**Texte étudié:**

Face à une situation qui s'éternise, l'ostréiculteur ne peut s'empêcher d'imaginer un scénario pour la future ostréiculture du Bassin : une remise en cause du modèle de production de l'huître telle qu'elle est pratiquée, sous-jacente dans la décision de justice. "Cela favorise une culture de l'huître qui se pratique notamment en Charente-Maritime avec de grands bassins fermés de purification où l'on stocke les huîtres plusieurs semaines avant la vente", envisage le défenseur de l'environnement. Ces bassins fermés fonctionnent avec des forages d'eau de mer. "Pas satisfaisant au plan écologique et environnemental", pour l'ostréiculteur.
Cela va aux antipodes de ce pourquoi on s'est battu : un milieu sain pour faire un produit sain.
Thierry Lafon,Président de l'Adeba
D'autant que, selon lui, cette méthode de production n'est pas adaptée au bassin d'Arcachon. "Il n'y a que les grosses structures qui puissent le faire, les coûts de production sont énormes. Et puis sur le bassin, on n'a pas la place pour ce type de forage. On n'a pas le foncier comme en Charente-Maritime". L'amoureux du bassin ne décolère pas. "Sur le fond, on ne s'occupe plus du milieu et on prend l'option de laver la merde avant de consommer. Il y a un vrai problème d'éthique ! "lance-t-il.
L'enquête ouverte par le parquet de Bordeaux pour écocide est en cours d'instruction. À ce jour, Thierry Lafon n'a pas eu de retour de sa plainte à ce jour.

**Données fournies:**

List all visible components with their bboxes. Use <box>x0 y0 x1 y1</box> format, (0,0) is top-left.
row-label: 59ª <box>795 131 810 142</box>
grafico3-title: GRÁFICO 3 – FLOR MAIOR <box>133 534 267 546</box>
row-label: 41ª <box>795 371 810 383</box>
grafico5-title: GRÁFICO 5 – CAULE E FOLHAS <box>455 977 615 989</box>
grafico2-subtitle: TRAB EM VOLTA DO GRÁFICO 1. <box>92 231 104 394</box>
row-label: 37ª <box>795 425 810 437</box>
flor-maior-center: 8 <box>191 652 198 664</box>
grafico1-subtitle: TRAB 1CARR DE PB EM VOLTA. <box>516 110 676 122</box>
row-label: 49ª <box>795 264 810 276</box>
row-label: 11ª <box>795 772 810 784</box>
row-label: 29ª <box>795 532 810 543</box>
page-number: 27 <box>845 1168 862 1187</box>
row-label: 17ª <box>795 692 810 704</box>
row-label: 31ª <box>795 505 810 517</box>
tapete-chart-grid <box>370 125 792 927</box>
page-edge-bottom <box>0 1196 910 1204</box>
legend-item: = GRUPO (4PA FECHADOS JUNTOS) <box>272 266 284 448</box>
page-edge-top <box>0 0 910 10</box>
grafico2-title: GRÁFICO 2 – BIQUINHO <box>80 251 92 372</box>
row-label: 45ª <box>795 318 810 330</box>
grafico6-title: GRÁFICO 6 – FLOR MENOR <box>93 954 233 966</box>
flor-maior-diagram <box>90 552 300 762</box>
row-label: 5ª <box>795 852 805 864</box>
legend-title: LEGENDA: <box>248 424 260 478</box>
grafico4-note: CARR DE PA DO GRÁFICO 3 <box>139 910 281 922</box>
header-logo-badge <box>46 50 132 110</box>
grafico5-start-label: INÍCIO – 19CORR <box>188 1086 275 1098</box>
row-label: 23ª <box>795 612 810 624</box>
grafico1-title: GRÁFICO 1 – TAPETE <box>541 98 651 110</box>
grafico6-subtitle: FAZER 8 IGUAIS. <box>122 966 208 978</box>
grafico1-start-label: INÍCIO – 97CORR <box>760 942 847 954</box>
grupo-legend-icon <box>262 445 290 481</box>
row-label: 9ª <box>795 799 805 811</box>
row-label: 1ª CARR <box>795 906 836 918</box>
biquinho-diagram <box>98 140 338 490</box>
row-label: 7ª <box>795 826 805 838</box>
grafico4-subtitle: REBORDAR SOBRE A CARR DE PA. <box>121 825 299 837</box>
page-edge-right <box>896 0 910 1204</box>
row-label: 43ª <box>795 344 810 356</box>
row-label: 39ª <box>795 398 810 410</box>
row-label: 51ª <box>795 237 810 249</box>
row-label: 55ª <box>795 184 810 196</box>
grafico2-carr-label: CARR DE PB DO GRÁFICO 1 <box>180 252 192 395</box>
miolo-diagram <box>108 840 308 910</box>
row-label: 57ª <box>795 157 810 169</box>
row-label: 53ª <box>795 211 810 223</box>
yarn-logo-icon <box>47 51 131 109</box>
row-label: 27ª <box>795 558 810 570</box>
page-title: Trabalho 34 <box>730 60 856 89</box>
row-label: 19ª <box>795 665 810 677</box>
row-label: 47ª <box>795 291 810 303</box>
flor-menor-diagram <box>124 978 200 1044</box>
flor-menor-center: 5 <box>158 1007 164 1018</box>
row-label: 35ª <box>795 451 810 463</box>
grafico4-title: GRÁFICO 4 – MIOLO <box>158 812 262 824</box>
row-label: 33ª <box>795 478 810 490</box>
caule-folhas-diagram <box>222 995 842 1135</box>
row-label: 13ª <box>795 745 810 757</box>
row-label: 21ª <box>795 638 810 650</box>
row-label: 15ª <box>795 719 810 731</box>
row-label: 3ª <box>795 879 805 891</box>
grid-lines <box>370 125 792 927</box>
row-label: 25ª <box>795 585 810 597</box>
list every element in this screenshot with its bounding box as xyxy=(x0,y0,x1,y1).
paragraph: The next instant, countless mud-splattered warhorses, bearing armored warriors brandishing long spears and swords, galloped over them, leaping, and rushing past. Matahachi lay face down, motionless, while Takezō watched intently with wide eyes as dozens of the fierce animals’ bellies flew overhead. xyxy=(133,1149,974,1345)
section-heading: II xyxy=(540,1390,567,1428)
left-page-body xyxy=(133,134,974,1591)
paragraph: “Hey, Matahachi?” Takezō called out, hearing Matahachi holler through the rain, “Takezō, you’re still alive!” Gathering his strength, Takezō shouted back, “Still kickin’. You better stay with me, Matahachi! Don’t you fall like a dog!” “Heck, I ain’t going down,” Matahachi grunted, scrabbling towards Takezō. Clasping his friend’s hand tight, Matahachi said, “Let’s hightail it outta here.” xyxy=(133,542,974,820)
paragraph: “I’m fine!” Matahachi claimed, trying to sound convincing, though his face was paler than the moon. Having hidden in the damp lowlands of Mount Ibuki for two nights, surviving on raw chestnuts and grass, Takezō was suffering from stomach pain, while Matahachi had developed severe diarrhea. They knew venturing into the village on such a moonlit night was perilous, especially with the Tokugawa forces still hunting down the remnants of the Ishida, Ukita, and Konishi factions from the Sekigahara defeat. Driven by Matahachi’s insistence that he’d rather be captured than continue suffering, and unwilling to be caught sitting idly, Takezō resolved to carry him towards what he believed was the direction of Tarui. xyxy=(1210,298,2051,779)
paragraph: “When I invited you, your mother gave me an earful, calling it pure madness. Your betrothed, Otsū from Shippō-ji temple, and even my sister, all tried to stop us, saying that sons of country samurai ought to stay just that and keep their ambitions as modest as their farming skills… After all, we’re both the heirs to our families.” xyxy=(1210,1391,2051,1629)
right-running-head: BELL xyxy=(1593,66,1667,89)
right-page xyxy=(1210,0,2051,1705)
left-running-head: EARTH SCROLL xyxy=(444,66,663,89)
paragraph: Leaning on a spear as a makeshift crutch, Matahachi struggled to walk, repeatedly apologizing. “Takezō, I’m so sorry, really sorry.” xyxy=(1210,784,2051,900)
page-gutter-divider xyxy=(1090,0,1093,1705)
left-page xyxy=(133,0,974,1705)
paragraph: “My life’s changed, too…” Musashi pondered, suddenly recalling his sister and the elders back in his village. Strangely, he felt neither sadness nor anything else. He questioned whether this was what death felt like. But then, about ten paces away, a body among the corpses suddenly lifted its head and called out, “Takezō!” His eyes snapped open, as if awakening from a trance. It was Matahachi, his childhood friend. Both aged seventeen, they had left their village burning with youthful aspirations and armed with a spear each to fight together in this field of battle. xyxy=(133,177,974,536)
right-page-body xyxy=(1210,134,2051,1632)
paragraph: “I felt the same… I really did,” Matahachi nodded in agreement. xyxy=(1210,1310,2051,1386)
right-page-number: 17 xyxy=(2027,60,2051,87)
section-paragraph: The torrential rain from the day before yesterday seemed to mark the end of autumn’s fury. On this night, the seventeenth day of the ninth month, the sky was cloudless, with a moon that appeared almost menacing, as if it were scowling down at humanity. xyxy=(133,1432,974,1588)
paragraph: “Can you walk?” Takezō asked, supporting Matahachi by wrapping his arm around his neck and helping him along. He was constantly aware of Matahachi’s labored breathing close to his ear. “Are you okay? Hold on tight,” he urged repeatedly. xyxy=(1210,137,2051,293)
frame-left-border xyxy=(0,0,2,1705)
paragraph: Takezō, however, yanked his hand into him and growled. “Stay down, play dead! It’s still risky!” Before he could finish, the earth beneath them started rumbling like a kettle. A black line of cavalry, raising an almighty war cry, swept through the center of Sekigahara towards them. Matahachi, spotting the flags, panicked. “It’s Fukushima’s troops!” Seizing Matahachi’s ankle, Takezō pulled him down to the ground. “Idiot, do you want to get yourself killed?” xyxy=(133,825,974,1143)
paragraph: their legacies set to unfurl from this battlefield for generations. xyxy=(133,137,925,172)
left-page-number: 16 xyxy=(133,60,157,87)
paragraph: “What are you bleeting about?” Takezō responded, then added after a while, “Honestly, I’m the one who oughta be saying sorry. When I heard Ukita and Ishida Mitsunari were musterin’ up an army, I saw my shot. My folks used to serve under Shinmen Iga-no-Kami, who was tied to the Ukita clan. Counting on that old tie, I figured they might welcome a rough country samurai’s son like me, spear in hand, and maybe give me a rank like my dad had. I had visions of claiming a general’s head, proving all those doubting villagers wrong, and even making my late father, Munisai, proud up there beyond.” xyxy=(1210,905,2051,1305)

**Travail demandé:**
A: Dans le texte sur l'ostréiculture, réécrivez le passage allant de « Cela va aux » jusqu'à « plainte à ce jour. » inclus, en substituant « terrain » à « foncier ».
B: D'après le texte sur l'ostréiculture, pourquoi Thierry Lafon juge-t-il la production en grands bassins fermés inadaptée au bassin d'Arcachon ? Répondez en une à trois phrases.

**Réponses rédigées:**
A:
Cela va aux antipodes de ce pourquoi on s'est battu : un milieu sain pour faire un produit sain.
Thierry Lafon,Président de l'Adeba
D'autant que, selon lui, cette méthode de production n'est pas adaptée au bassin d'Arcachon. "Il n'y a que les grosses structures qui puissent le faire, les coûts de production sont énormes. Et puis sur le bassin, on n'a pas la place pour ce type de forage. On n'a pas le terrain comme en Charente-Maritime". L'amoureux du bassin ne décolère pas. "Sur le fond, on ne s'occupe plus du milieu et on prend l'option de laver la merde avant de consommer. Il y a un vrai problème d'éthique ! "lance-t-il.
L'enquête ouverte par le parquet de Bordeaux pour écocide est en cours d'instruction. À ce jour, Thierry Lafon n'a pas eu de retour de sa plainte à ce jour.

B: Selon lui, seules les grosses structures peuvent pratiquer cette méthode, car les coûts de production sont énormes. De plus, le bassin d'Arcachon n'a pas la place pour ce type de forage ni le foncier dont dispose la Charente-Maritime.